* begin DATA SHOWN *

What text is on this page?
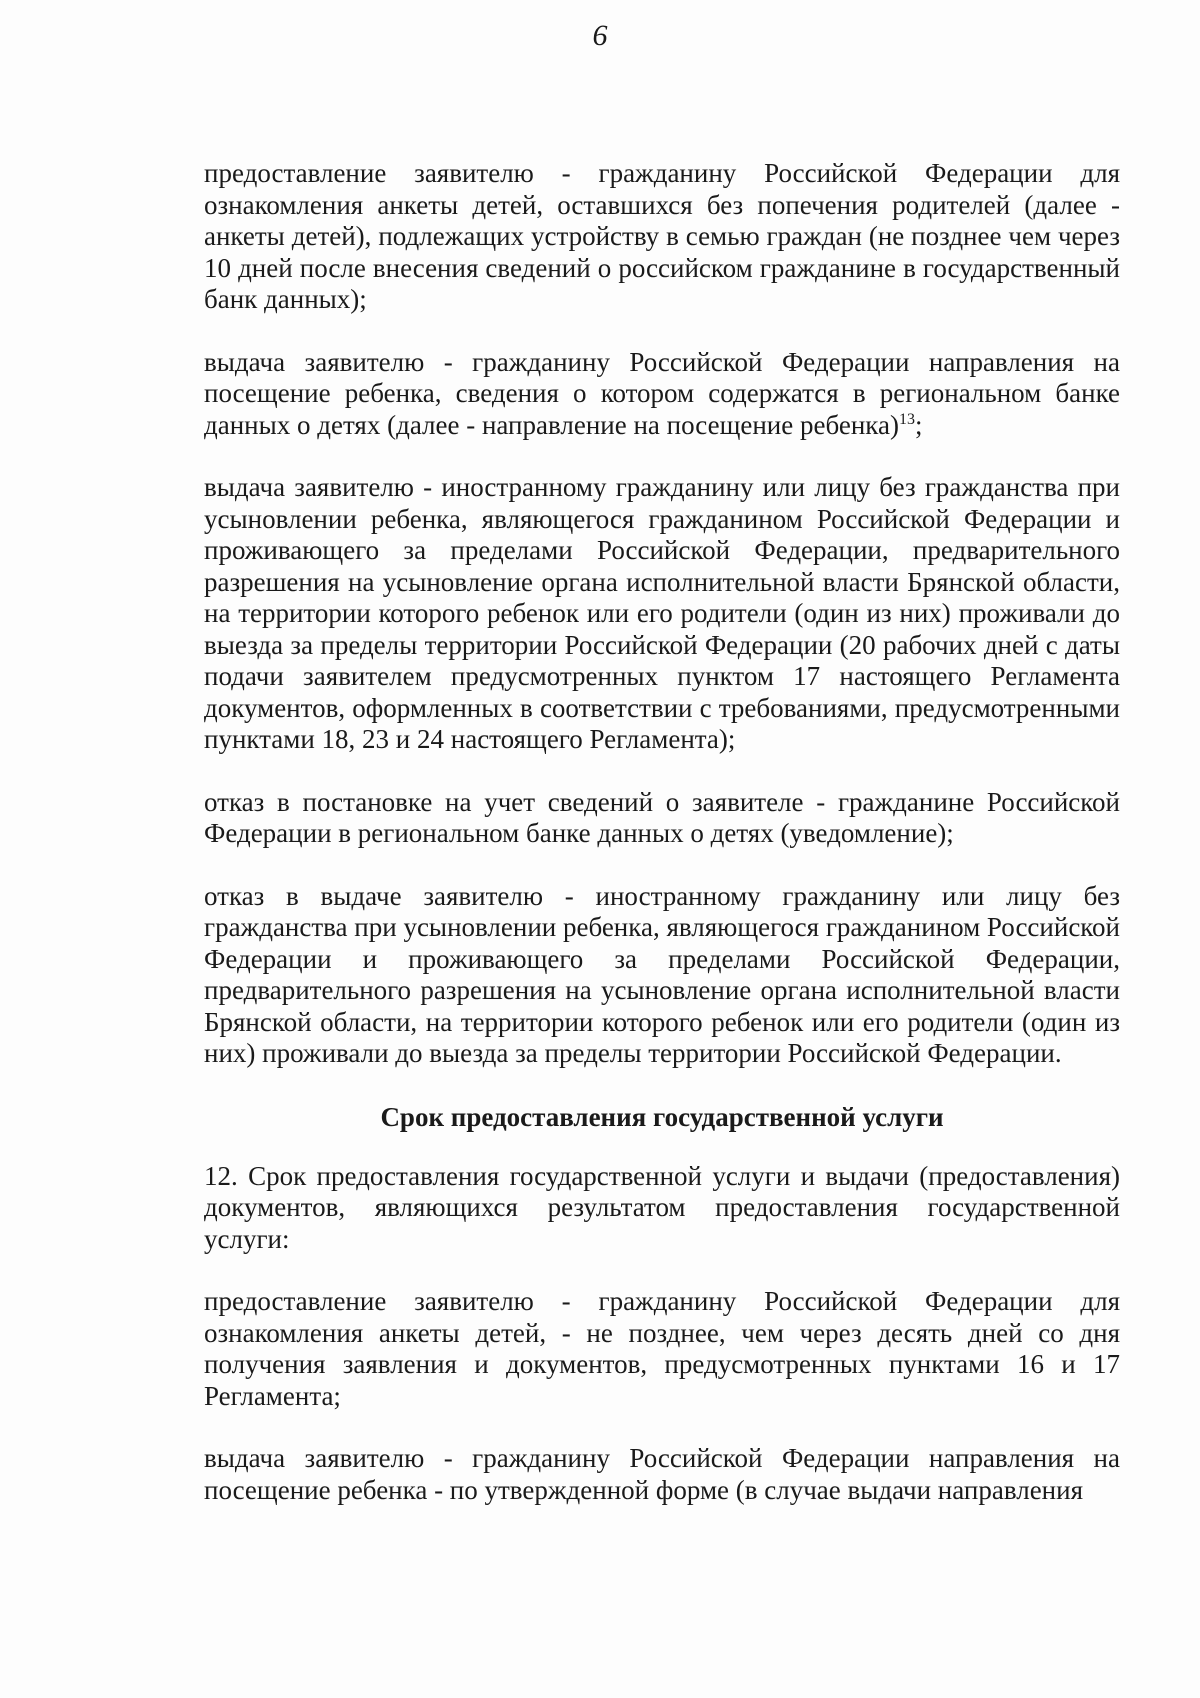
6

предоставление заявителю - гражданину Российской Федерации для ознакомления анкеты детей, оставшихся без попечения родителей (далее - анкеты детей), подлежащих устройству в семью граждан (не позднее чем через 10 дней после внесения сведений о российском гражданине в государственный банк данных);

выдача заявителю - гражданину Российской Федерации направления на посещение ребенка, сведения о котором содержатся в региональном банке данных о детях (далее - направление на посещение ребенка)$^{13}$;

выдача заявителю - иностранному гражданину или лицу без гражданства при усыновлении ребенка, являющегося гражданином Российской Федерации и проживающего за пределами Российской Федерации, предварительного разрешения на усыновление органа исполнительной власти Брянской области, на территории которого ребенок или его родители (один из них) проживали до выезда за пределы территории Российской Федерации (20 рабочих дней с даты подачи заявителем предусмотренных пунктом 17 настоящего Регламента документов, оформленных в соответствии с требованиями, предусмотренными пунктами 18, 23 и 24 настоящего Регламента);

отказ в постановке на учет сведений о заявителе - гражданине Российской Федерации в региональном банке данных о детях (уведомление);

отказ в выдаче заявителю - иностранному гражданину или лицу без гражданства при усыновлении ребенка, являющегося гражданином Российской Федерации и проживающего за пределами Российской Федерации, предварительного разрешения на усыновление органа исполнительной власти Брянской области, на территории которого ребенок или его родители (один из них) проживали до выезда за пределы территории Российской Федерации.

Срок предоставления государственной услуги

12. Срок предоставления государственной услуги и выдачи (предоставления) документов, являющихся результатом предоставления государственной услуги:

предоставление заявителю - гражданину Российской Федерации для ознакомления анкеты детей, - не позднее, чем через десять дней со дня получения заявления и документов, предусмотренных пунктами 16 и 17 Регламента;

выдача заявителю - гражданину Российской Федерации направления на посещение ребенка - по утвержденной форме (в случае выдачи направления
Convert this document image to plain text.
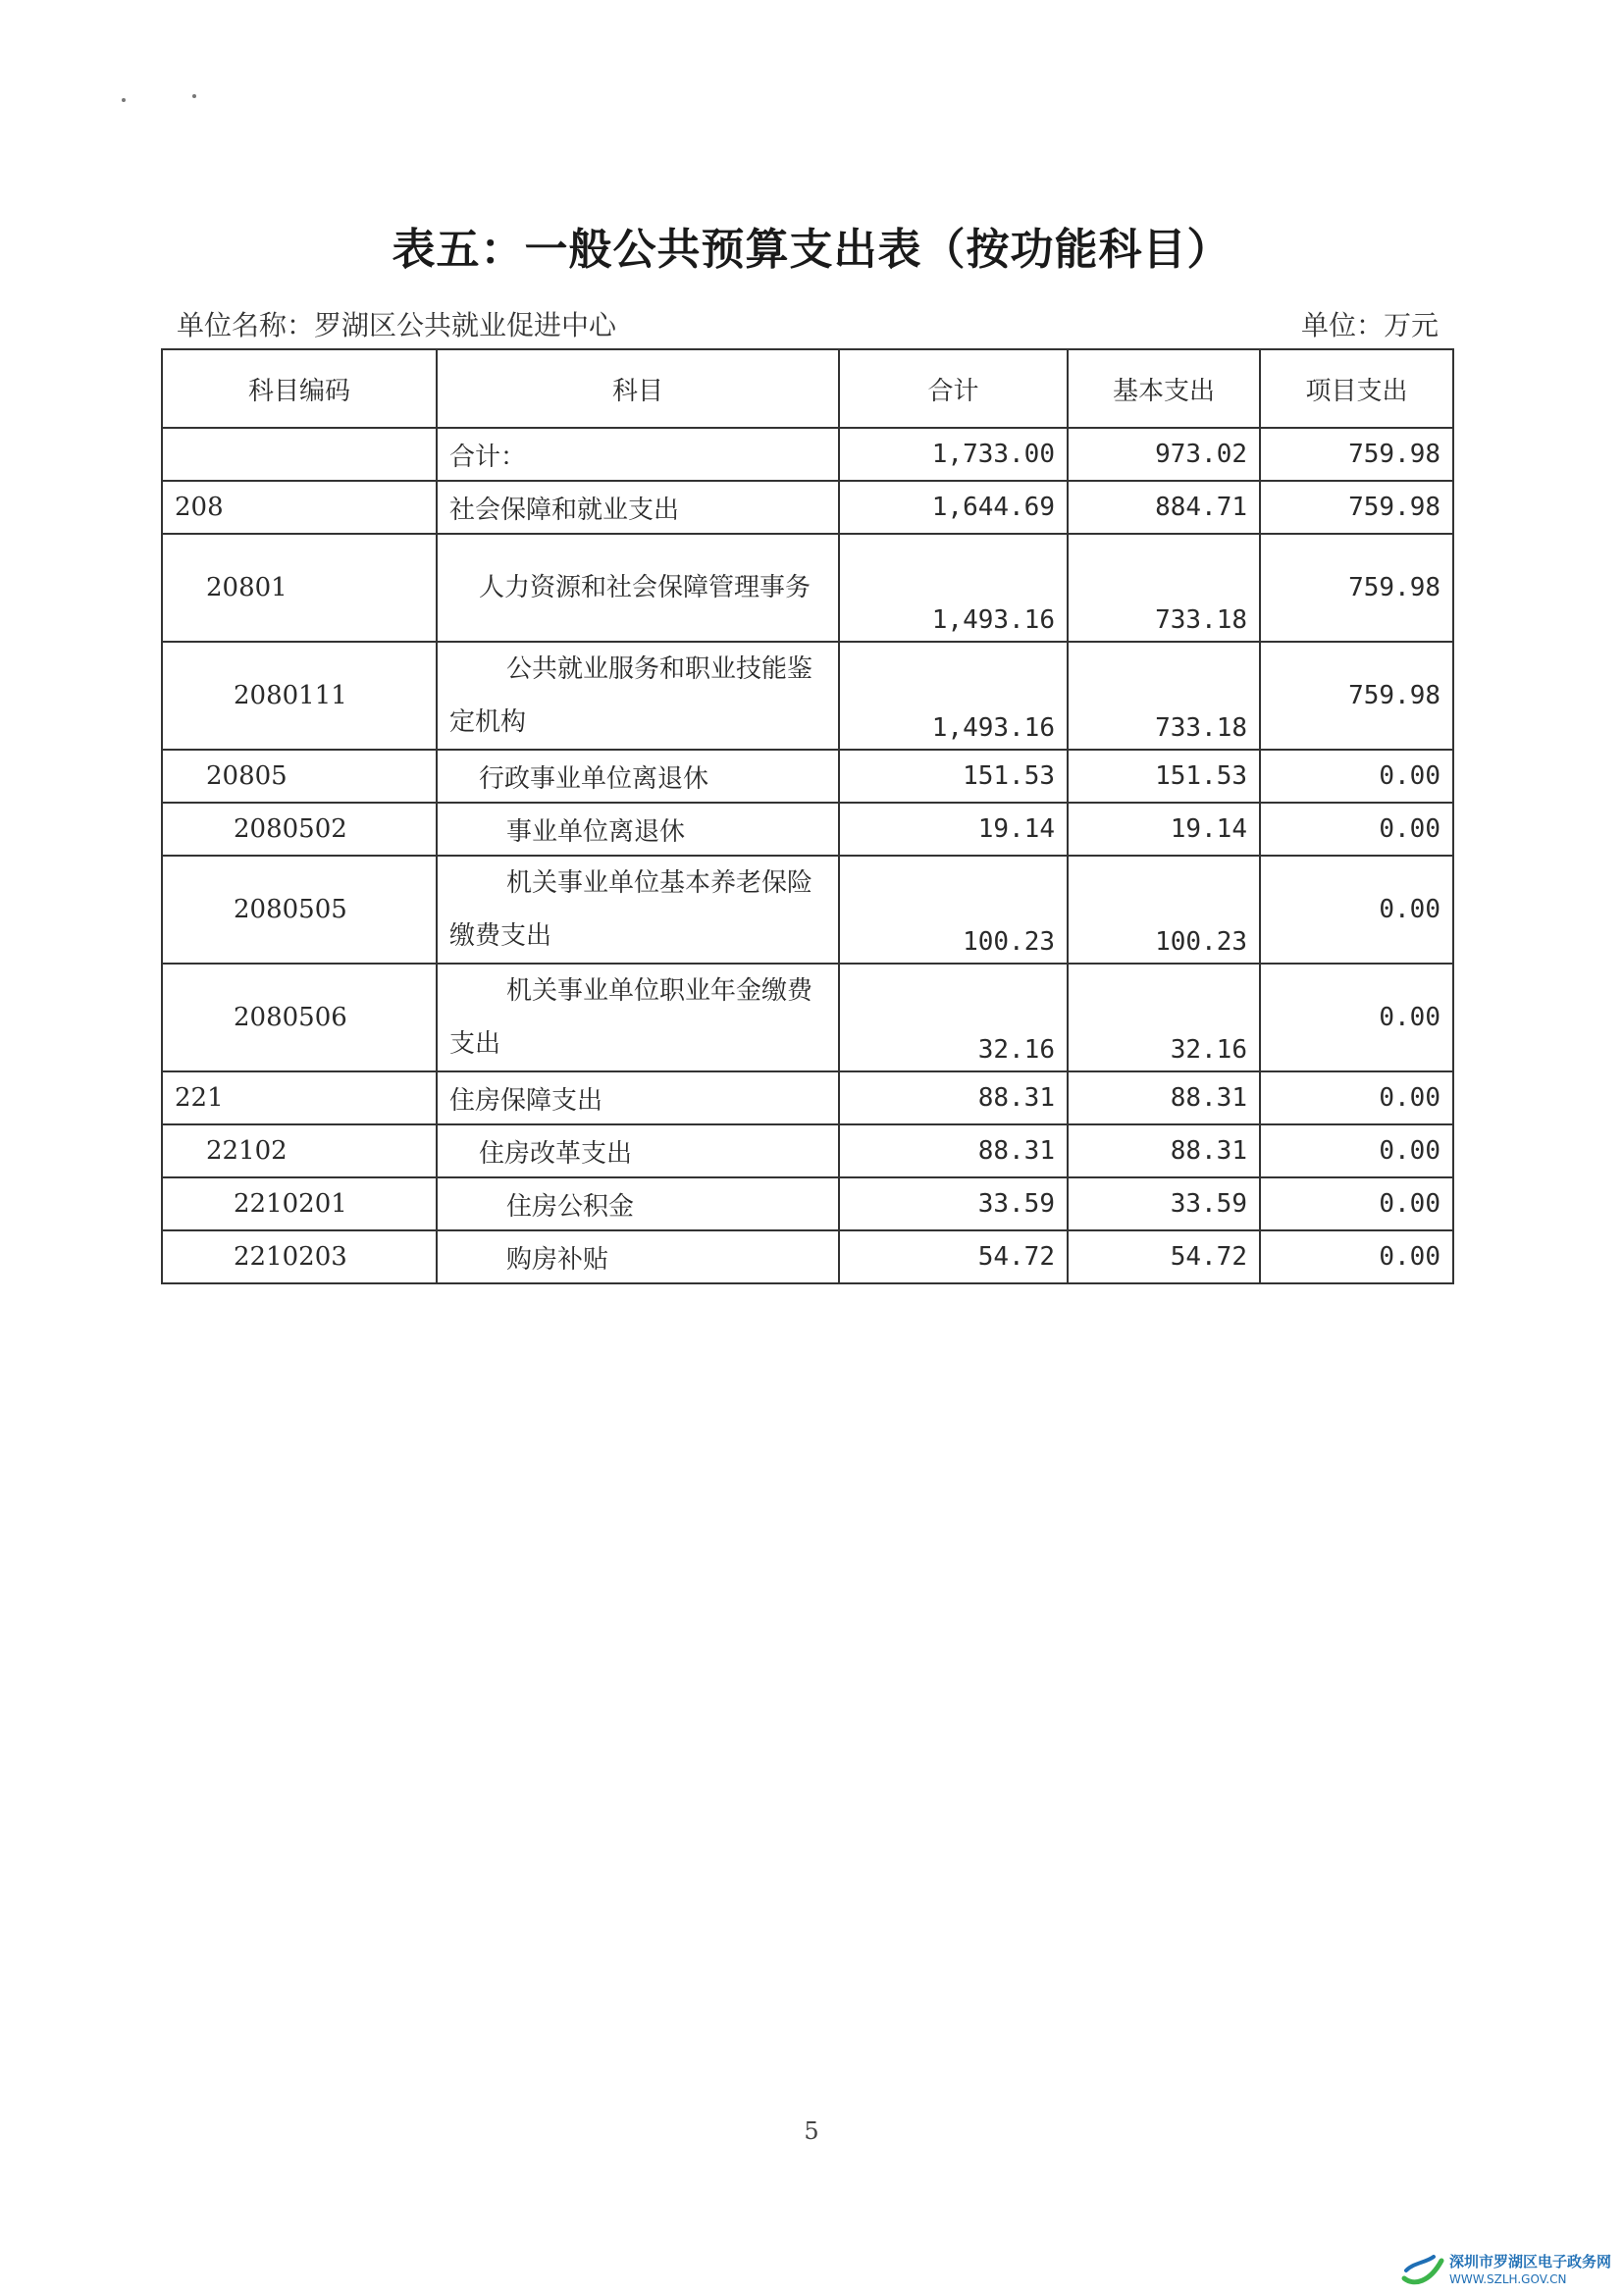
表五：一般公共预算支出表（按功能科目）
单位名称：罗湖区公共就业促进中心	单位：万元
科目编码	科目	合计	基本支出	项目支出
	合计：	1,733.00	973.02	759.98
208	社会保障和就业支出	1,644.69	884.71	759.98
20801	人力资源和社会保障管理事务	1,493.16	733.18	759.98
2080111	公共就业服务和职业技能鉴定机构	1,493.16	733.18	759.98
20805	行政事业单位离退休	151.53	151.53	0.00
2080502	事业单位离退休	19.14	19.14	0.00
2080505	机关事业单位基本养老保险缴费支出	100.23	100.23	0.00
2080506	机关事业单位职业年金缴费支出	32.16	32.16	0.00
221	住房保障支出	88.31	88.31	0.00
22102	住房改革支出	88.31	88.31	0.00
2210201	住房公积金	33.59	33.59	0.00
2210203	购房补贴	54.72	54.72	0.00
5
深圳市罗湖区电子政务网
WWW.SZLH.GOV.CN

* end DATA SHOWN *

* DESCRIPTION OF THE TASK
Repeat verbatim all the material, but not the pictures.

* COMPLETE OUTPUT
What text is on this page?
6

предоставление заявителю - гражданину Российской Федерации для ознакомления анкеты детей, оставшихся без попечения родителей (далее - анкеты детей), подлежащих устройству в семью граждан (не позднее чем через 10 дней после внесения сведений о российском гражданине в государственный банк данных);

выдача заявителю - гражданину Российской Федерации направления на посещение ребенка, сведения о котором содержатся в региональном банке данных о детях (далее - направление на посещение ребенка)$^{13}$;

выдача заявителю - иностранному гражданину или лицу без гражданства при усыновлении ребенка, являющегося гражданином Российской Федерации и проживающего за пределами Российской Федерации, предварительного разрешения на усыновление органа исполнительной власти Брянской области, на территории которого ребенок или его родители (один из них) проживали до выезда за пределы территории Российской Федерации (20 рабочих дней с даты подачи заявителем предусмотренных пунктом 17 настоящего Регламента документов, оформленных в соответствии с требованиями, предусмотренными пунктами 18, 23 и 24 настоящего Регламента);

отказ в постановке на учет сведений о заявителе - гражданине Российской Федерации в региональном банке данных о детях (уведомление);

отказ в выдаче заявителю - иностранному гражданину или лицу без гражданства при усыновлении ребенка, являющегося гражданином Российской Федерации и проживающего за пределами Российской Федерации, предварительного разрешения на усыновление органа исполнительной власти Брянской области, на территории которого ребенок или его родители (один из них) проживали до выезда за пределы территории Российской Федерации.

Срок предоставления государственной услуги

12. Срок предоставления государственной услуги и выдачи (предоставления) документов, являющихся результатом предоставления государственной услуги:

предоставление заявителю - гражданину Российской Федерации для ознакомления анкеты детей, - не позднее, чем через десять дней со дня получения заявления и документов, предусмотренных пунктами 16 и 17 Регламента;

выдача заявителю - гражданину Российской Федерации направления на посещение ребенка - по утвержденной форме (в случае выдачи направления
Convert this document image to plain text.
表五：一般公共预算支出表（按功能科目）
单位名称：罗湖区公共就业促进中心	单位：万元
科目编码	科目	合计	基本支出	项目支出
	合计：	1,733.00	973.02	759.98
208	社会保障和就业支出	1,644.69	884.71	759.98
20801	人力资源和社会保障管理事务	1,493.16	733.18	759.98
2080111	公共就业服务和职业技能鉴定机构	1,493.16	733.18	759.98
20805	行政事业单位离退休	151.53	151.53	0.00
2080502	事业单位离退休	19.14	19.14	0.00
2080505	机关事业单位基本养老保险缴费支出	100.23	100.23	0.00
2080506	机关事业单位职业年金缴费支出	32.16	32.16	0.00
221	住房保障支出	88.31	88.31	0.00
22102	住房改革支出	88.31	88.31	0.00
2210201	住房公积金	33.59	33.59	0.00
2210203	购房补贴	54.72	54.72	0.00
5
深圳市罗湖区电子政务网
WWW.SZLH.GOV.CN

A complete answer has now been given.